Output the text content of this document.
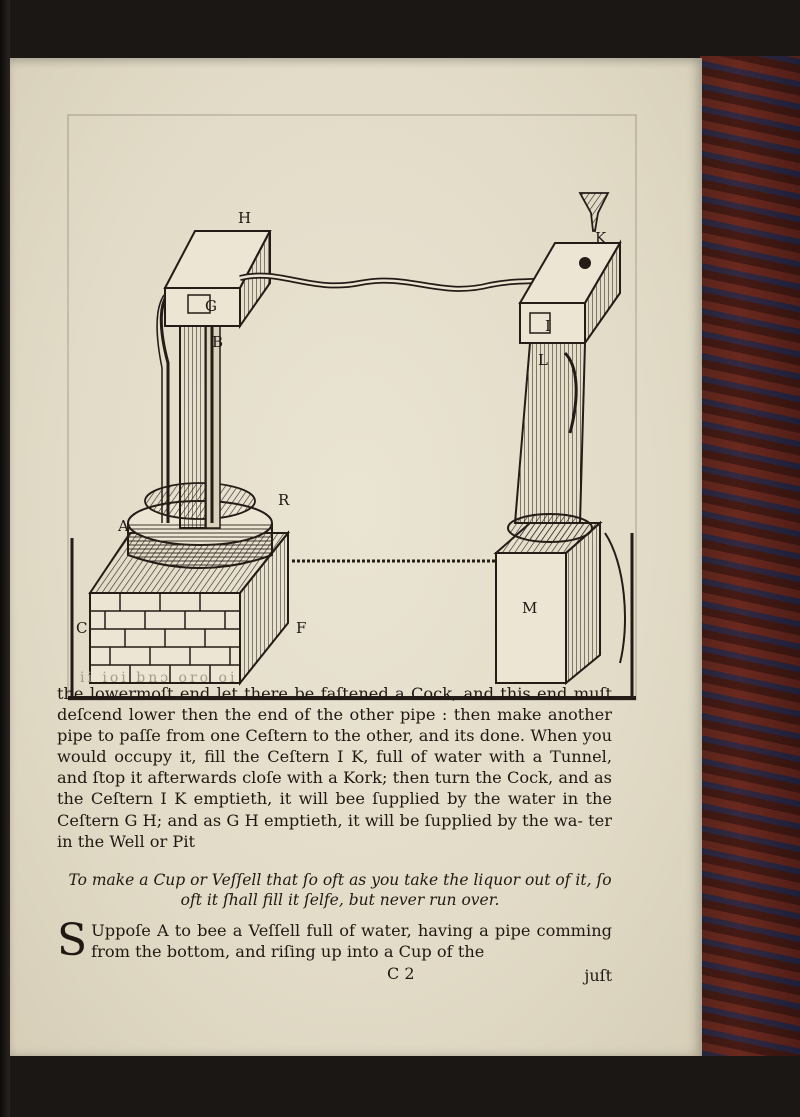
H
K
G
I
L
B
A
R
C	F
M
ii ioi bnɔ oro oi

the lowermoſt end let there be faſtened a Cock, and this end muſt deſcend lower then the end of the other pipe : then make another pipe to paſſe from one Ceſtern to the other, and its done. When you would occupy it, fill the Ceſtern I K, full of water with a Tunnel, and ſtop it afterwards cloſe with a Kork; then turn the Cock, and as the Ceſtern I K emptieth, it will bee ſupplied by the water in the Ceſtern G H; and as G H emptieth, it will be ſupplied by the wa- ter in the Well or Pit

To make a Cup or Veſſell that ſo oft as you take the liquor out of it, ſo oft it ſhall fill it ſelfe, but never run over.
S Uppoſe A to bee a Veſſell full of water, having a pipe comming from the bottom, and riſing up into a Cup of the
C 2	juſt
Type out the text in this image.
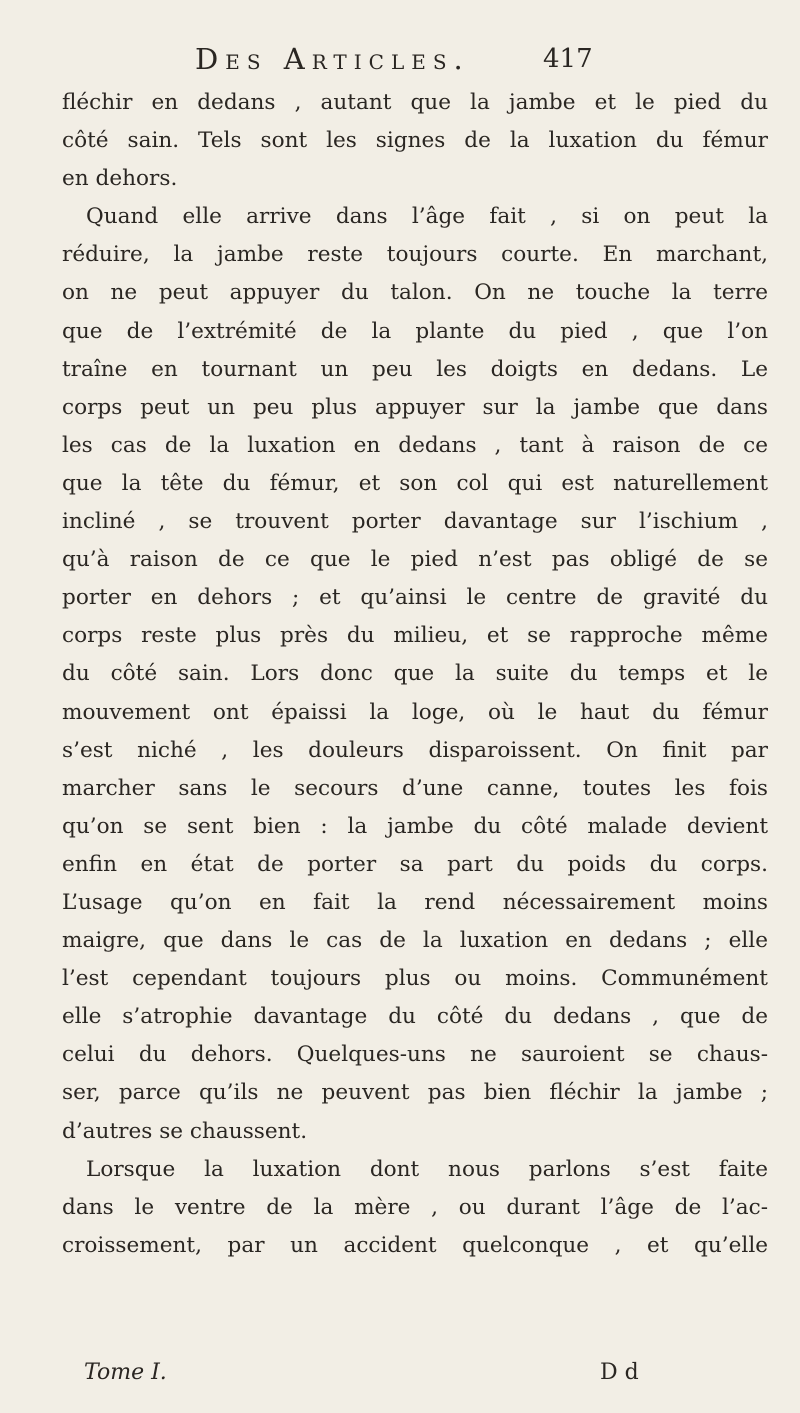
Des Articles.	417
fléchir en dedans , autant que la jambe et le pied du
côté sain. Tels sont les signes de la luxation du fémur
en dehors.
Quand elle arrive dans l’âge fait , si on peut la
réduire, la jambe reste toujours courte. En marchant,
on ne peut appuyer du talon. On ne touche la terre
que de l’extrémité de la plante du pied , que l’on
traîne en tournant un peu les doigts en dedans. Le
corps peut un peu plus appuyer sur la jambe que dans
les cas de la luxation en dedans , tant à raison de ce
que la tête du fémur, et son col qui est naturellement
incliné , se trouvent porter davantage sur l’ischium ,
qu’à raison de ce que le pied n’est pas obligé de se
porter en dehors ; et qu’ainsi le centre de gravité du
corps reste plus près du milieu, et se rapproche même
du côté sain. Lors donc que la suite du temps et le
mouvement ont épaissi la loge, où le haut du fémur
s’est niché , les douleurs disparoissent. On finit par
marcher sans le secours d’une canne, toutes les fois
qu’on se sent bien : la jambe du côté malade devient
enfin en état de porter sa part du poids du corps.
L’usage qu’on en fait la rend nécessairement moins
maigre, que dans le cas de la luxation en dedans ; elle
l’est cependant toujours plus ou moins. Communément
elle s’atrophie davantage du côté du dedans , que de
celui du dehors. Quelques-uns ne sauroient se chaus-
ser, parce qu’ils ne peuvent pas bien fléchir la jambe ;
d’autres se chaussent.
Lorsque la luxation dont nous parlons s’est faite
dans le ventre de la mère , ou durant l’âge de l’ac-
croissement, par un accident quelconque , et qu’elle
Tome I.	D d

- _OBJECTIVE_: Locate the word "from" in the records above, and return each line that has it.

- _RESPONSE FOR THIS EXERCISE_:
the lowermoſt end let there be faſtened a Cock, and this end muſt deſcend lower then the end of the other pipe : then make another pipe to paſſe from one Ceſtern to the other, and its done. When you would occupy it, fill the Ceſtern I K, full of water with a Tunnel, and ſtop it afterwards cloſe with a Kork; then turn the Cock, and as the Ceſtern I K emptieth, it will bee ſupplied by the water in the Ceſtern G H; and as G H emptieth, it will be ſupplied by the wa- ter in the Well or Pit
S Uppoſe A to bee a Veſſell full of water, having a pipe comming from the bottom, and riſing up into a Cup of the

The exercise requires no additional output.